Excerpted data >>
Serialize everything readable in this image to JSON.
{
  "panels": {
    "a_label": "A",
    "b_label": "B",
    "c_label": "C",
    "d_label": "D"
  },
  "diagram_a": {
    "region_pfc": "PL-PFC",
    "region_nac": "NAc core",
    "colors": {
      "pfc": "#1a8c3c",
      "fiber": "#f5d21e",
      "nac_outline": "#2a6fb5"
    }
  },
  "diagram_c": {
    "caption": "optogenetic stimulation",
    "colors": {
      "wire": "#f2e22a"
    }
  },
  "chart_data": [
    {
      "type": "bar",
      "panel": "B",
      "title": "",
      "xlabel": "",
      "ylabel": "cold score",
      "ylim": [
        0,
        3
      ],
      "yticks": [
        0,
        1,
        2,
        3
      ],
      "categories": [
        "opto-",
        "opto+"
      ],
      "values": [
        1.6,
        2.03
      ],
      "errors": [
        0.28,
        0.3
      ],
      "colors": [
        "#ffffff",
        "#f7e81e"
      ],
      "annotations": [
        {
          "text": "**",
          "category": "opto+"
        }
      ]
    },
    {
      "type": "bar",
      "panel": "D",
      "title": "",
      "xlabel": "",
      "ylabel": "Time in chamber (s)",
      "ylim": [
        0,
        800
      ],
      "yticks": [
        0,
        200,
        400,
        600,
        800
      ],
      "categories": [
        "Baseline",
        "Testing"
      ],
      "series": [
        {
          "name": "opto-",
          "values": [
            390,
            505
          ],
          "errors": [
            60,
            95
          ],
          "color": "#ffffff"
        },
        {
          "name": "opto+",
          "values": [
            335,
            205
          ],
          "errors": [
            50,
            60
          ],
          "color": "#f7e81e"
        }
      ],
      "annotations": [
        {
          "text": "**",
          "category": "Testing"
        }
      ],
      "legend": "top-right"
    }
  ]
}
==
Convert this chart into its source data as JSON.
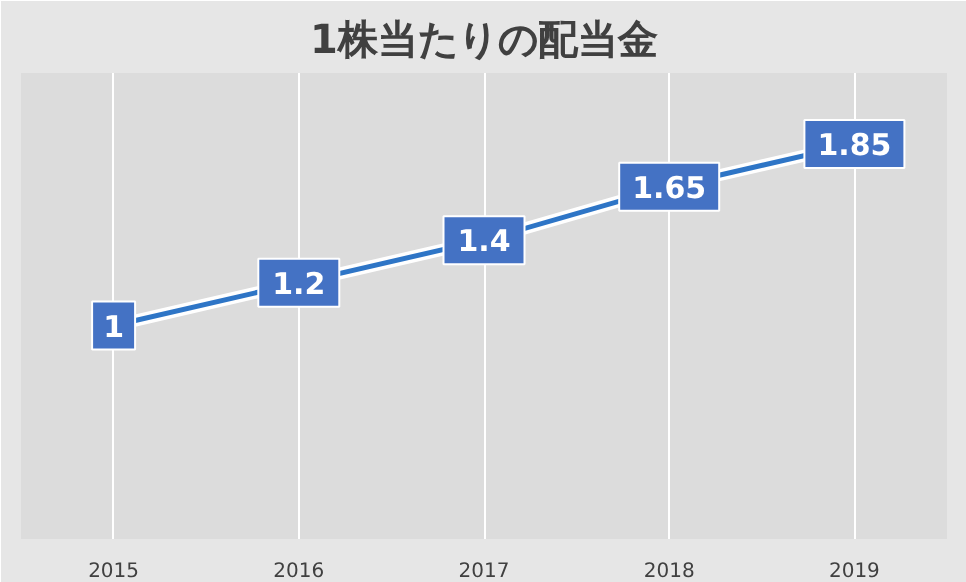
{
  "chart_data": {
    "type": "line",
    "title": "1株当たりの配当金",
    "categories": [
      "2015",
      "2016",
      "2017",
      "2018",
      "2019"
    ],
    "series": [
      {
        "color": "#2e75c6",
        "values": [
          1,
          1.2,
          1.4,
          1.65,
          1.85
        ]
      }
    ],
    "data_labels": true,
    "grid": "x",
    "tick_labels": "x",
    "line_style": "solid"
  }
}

Objective >> In the records above, find each line that holds the word "ylabel"; copy all such lines.

Reply >>
      "ylabel": "cold score",
      "ylabel": "Time in chamber (s)",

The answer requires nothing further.